Why Can't We Build an Affordable House? - robg
http://www.wilsoncenter.org/index.cfm?fuseaction=wq.essay&essay_id=476601

======
pchristensen
I read so much about this during my Masters of Urban Planning and he's spot
on. Getting land approved for development is costly, time consuming, and
uncertain. This leads to lower supply, and since housing is fairly inelastic,
it has consumed an increasing share of domestic income.

Here are some more points:

\- building restrictions are overturned or overruled, but only after expensive
lawsuits. These are impossible for small builders to do but routine for large
builders. They are also better financed and more experienced than the
municipalities they are suing, so they eventually win after several years and
millions of dollars.

\- With or without a lawsuit, it's easier to build get bigger houses on bigger
lots approved. That's fine for the builder - all they need is an ROI - but it
eliminates the low-end option.

\- People move often so resale value is a very high priority, especially for
first time buyers. I live in the suburbs and would love to have a condo, but I
would never want to try to sell a condo in the suburbs so I bought a house
instead. Condos and townhouses are cheaper and would serve many people's needs
better, but these are marginal properties that will suffer most in a down
market.

\- External factors (proximity to transit, good public schools, proximity to
workplaces, etc) reduce total cost of living and increase home prices by
roughly the same amount. In Chicago suburbs, Naperville has excellent schools,
Aurora not so much. Identical houses across the school district boundary are
over $100K different. Being close enough to walk to transit saves (at least)
$40/mo on parking but more like $100 when you include gas,etc, which
corresponds to about $10-15K in house prices. But it saves time, which can be
valued _very_ highly, so a house 1/3 mile from a commuter rail station would
cost $75-150K more than a house a mile from the station. (probably a bigger
deal in Chicago/NYC/Boston more than anywhere else). Ditto if you don't need
private schools.

- [Information provided]:
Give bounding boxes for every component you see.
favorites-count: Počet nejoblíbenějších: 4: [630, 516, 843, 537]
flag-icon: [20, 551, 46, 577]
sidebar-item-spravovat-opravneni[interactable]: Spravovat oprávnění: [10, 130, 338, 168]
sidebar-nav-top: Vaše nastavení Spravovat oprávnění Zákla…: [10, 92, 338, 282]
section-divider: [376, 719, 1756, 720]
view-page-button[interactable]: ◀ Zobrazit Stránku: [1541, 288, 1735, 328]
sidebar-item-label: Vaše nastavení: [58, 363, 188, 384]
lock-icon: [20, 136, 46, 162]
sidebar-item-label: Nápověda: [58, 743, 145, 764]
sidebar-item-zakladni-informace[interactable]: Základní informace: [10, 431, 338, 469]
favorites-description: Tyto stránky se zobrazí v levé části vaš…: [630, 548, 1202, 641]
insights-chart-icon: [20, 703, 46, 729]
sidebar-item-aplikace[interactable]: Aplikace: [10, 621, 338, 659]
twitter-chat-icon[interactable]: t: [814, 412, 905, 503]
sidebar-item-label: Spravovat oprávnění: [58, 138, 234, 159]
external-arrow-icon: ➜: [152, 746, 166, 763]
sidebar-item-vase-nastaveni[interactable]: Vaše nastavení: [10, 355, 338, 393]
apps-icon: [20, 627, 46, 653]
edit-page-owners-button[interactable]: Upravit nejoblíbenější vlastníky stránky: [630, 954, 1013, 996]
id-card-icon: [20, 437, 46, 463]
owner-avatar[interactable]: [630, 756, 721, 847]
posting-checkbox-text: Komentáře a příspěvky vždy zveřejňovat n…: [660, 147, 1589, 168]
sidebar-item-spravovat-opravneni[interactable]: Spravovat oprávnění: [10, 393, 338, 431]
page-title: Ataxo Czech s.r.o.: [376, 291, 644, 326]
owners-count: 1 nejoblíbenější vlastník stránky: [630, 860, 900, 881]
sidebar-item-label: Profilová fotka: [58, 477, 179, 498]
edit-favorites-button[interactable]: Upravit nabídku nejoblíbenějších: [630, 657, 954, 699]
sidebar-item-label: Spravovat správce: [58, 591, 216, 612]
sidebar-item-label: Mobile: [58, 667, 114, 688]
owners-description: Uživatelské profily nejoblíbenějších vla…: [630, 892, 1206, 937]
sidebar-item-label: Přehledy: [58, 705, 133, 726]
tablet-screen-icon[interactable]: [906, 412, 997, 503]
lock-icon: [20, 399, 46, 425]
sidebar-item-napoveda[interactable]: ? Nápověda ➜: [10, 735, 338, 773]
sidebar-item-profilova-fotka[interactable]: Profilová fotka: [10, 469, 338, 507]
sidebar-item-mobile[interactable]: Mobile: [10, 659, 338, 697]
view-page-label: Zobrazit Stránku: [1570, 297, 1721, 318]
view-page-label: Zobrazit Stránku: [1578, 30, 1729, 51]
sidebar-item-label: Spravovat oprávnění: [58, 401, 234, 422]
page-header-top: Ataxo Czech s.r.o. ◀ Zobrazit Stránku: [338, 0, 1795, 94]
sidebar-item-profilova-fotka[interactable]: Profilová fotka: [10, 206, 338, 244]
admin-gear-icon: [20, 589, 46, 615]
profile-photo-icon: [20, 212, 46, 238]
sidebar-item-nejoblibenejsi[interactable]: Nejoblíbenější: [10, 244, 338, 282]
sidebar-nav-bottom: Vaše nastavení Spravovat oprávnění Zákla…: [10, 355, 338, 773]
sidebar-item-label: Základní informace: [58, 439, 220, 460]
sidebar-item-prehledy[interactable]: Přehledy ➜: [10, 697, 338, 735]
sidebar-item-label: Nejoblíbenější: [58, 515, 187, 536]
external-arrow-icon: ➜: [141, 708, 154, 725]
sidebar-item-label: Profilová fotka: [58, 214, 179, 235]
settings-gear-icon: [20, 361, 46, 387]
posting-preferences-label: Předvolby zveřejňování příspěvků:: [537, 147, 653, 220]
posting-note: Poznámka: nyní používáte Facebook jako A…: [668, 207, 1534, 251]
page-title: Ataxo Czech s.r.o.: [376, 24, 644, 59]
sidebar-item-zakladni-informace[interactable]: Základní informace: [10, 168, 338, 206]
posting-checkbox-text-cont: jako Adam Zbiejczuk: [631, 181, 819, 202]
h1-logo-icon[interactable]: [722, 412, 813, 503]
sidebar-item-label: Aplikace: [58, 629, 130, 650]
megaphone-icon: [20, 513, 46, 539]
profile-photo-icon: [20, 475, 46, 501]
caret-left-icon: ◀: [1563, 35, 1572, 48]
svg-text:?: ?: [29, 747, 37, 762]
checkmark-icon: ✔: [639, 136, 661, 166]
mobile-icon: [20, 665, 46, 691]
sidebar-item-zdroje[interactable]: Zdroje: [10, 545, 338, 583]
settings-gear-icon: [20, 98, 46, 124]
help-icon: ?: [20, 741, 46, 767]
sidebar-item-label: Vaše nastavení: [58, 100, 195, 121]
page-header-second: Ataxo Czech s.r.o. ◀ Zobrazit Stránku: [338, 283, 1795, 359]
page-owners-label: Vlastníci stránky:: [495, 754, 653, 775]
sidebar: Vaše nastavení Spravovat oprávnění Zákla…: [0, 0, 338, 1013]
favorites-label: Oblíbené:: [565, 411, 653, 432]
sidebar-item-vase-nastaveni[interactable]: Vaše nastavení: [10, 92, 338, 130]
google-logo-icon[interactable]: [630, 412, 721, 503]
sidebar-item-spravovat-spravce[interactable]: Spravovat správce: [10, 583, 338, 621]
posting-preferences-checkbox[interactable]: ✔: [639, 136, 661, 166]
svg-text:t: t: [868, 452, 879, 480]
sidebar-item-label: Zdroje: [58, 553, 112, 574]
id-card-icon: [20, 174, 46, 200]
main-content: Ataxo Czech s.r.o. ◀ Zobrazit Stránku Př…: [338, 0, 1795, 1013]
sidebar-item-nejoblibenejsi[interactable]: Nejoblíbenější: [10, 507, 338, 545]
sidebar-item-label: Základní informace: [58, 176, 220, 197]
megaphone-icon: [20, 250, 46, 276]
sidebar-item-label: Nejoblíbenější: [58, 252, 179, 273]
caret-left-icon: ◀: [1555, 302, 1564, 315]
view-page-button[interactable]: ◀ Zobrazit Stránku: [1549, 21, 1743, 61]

- [Things to do]:
[A] From the housing thread, echo the passage starting at "Here are some" and ending at "millions of dollars.".
[B] According to the housing thread, which Chicago suburb has excellent schools?
[C] Tell whether each statement agrees with the housing thread, answering yes or no and quoting the deciding words: (i) The commenter bought a condo in the suburbs. (ii) Identical houses across the school district boundary differ by more than $100K. (iii) Lawsuits that overturn building restrictions are routine for small builders.

- [Solutions for each task]:
[A]
Here are some more points:

\- building restrictions are overturned or overruled, but only after expensive
lawsuits. These are impossible for small builders to do but routine for large
builders. They are also better financed and more experienced than the
municipalities they are suing, so they eventually win after several years and
millions of dollars.

[B] Naperville.

[C]
(i) No: "I would never want to try to sell a condo in the suburbs so I bought a house instead."
(ii) Yes: "Identical houses across the school district boundary are over $100K different."
(iii) No: "These are impossible for small builders to do but routine for large builders."